Exercise: Copy all of the records below verbatim.
|---|
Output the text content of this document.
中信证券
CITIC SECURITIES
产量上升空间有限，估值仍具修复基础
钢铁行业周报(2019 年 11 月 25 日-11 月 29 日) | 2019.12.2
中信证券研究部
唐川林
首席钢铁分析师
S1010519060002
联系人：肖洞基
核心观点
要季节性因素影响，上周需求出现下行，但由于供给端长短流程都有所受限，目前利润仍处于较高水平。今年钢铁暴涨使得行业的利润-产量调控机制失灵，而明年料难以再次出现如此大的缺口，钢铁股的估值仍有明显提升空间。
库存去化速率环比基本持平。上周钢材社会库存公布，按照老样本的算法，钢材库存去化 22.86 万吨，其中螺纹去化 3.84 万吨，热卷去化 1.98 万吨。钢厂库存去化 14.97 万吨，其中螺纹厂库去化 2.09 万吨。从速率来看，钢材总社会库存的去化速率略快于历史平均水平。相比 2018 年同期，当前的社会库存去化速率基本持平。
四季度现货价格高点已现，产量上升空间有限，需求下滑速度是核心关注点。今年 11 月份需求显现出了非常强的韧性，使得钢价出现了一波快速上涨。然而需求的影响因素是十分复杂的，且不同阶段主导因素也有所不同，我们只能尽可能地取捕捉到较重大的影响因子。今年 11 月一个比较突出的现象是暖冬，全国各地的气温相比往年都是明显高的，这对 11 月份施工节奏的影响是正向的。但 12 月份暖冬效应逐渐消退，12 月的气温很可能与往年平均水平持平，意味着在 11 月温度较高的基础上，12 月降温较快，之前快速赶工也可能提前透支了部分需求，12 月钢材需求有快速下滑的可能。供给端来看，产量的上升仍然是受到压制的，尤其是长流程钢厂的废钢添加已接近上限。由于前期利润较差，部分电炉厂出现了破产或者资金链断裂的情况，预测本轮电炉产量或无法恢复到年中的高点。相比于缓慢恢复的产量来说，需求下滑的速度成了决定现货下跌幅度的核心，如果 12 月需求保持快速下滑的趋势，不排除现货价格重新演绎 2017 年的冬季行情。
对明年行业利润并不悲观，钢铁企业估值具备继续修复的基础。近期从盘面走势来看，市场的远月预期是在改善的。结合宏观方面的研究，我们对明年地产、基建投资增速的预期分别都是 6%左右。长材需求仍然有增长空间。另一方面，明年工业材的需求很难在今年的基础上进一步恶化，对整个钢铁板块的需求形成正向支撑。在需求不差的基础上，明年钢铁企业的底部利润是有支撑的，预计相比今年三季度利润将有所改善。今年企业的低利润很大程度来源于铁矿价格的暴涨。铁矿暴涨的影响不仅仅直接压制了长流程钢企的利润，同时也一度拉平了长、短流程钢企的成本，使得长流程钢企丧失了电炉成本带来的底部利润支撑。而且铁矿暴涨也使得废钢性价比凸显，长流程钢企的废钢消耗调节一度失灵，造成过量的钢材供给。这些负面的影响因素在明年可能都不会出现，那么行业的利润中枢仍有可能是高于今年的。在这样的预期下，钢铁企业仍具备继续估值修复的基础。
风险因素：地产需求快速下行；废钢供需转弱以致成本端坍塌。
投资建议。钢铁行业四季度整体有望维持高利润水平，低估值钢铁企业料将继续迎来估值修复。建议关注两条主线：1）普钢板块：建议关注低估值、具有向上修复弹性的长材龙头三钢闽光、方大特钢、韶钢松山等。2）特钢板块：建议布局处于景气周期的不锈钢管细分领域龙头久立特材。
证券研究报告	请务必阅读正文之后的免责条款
|---|
Task output:
Output the text content of this document.
中信证券
CITIC SECURITIES
产量上升空间有限，估值仍具修复基础
钢铁行业周报(2019 年 11 月 25 日-11 月 29 日) | 2019.12.2
中信证券研究部
唐川林
首席钢铁分析师
S1010519060002
联系人：肖洞基
核心观点
要季节性因素影响，上周需求出现下行，但由于供给端长短流程都有所受限，目前利润仍处于较高水平。今年钢铁暴涨使得行业的利润-产量调控机制失灵，而明年料难以再次出现如此大的缺口，钢铁股的估值仍有明显提升空间。
库存去化速率环比基本持平。上周钢材社会库存公布，按照老样本的算法，钢材库存去化 22.86 万吨，其中螺纹去化 3.84 万吨，热卷去化 1.98 万吨。钢厂库存去化 14.97 万吨，其中螺纹厂库去化 2.09 万吨。从速率来看，钢材总社会库存的去化速率略快于历史平均水平。相比 2018 年同期，当前的社会库存去化速率基本持平。
四季度现货价格高点已现，产量上升空间有限，需求下滑速度是核心关注点。今年 11 月份需求显现出了非常强的韧性，使得钢价出现了一波快速上涨。然而需求的影响因素是十分复杂的，且不同阶段主导因素也有所不同，我们只能尽可能地取捕捉到较重大的影响因子。今年 11 月一个比较突出的现象是暖冬，全国各地的气温相比往年都是明显高的，这对 11 月份施工节奏的影响是正向的。但 12 月份暖冬效应逐渐消退，12 月的气温很可能与往年平均水平持平，意味着在 11 月温度较高的基础上，12 月降温较快，之前快速赶工也可能提前透支了部分需求，12 月钢材需求有快速下滑的可能。供给端来看，产量的上升仍然是受到压制的，尤其是长流程钢厂的废钢添加已接近上限。由于前期利润较差，部分电炉厂出现了破产或者资金链断裂的情况，预测本轮电炉产量或无法恢复到年中的高点。相比于缓慢恢复的产量来说，需求下滑的速度成了决定现货下跌幅度的核心，如果 12 月需求保持快速下滑的趋势，不排除现货价格重新演绎 2017 年的冬季行情。
对明年行业利润并不悲观，钢铁企业估值具备继续修复的基础。近期从盘面走势来看，市场的远月预期是在改善的。结合宏观方面的研究，我们对明年地产、基建投资增速的预期分别都是 6%左右。长材需求仍然有增长空间。另一方面，明年工业材的需求很难在今年的基础上进一步恶化，对整个钢铁板块的需求形成正向支撑。在需求不差的基础上，明年钢铁企业的底部利润是有支撑的，预计相比今年三季度利润将有所改善。今年企业的低利润很大程度来源于铁矿价格的暴涨。铁矿暴涨的影响不仅仅直接压制了长流程钢企的利润，同时也一度拉平了长、短流程钢企的成本，使得长流程钢企丧失了电炉成本带来的底部利润支撑。而且铁矿暴涨也使得废钢性价比凸显，长流程钢企的废钢消耗调节一度失灵，造成过量的钢材供给。这些负面的影响因素在明年可能都不会出现，那么行业的利润中枢仍有可能是高于今年的。在这样的预期下，钢铁企业仍具备继续估值修复的基础。
风险因素：地产需求快速下行；废钢供需转弱以致成本端坍塌。
投资建议。钢铁行业四季度整体有望维持高利润水平，低估值钢铁企业料将继续迎来估值修复。建议关注两条主线：1）普钢板块：建议关注低估值、具有向上修复弹性的长材龙头三钢闽光、方大特钢、韶钢松山等。2）特钢板块：建议布局处于景气周期的不锈钢管细分领域龙头久立特材。
证券研究报告	请务必阅读正文之后的免责条款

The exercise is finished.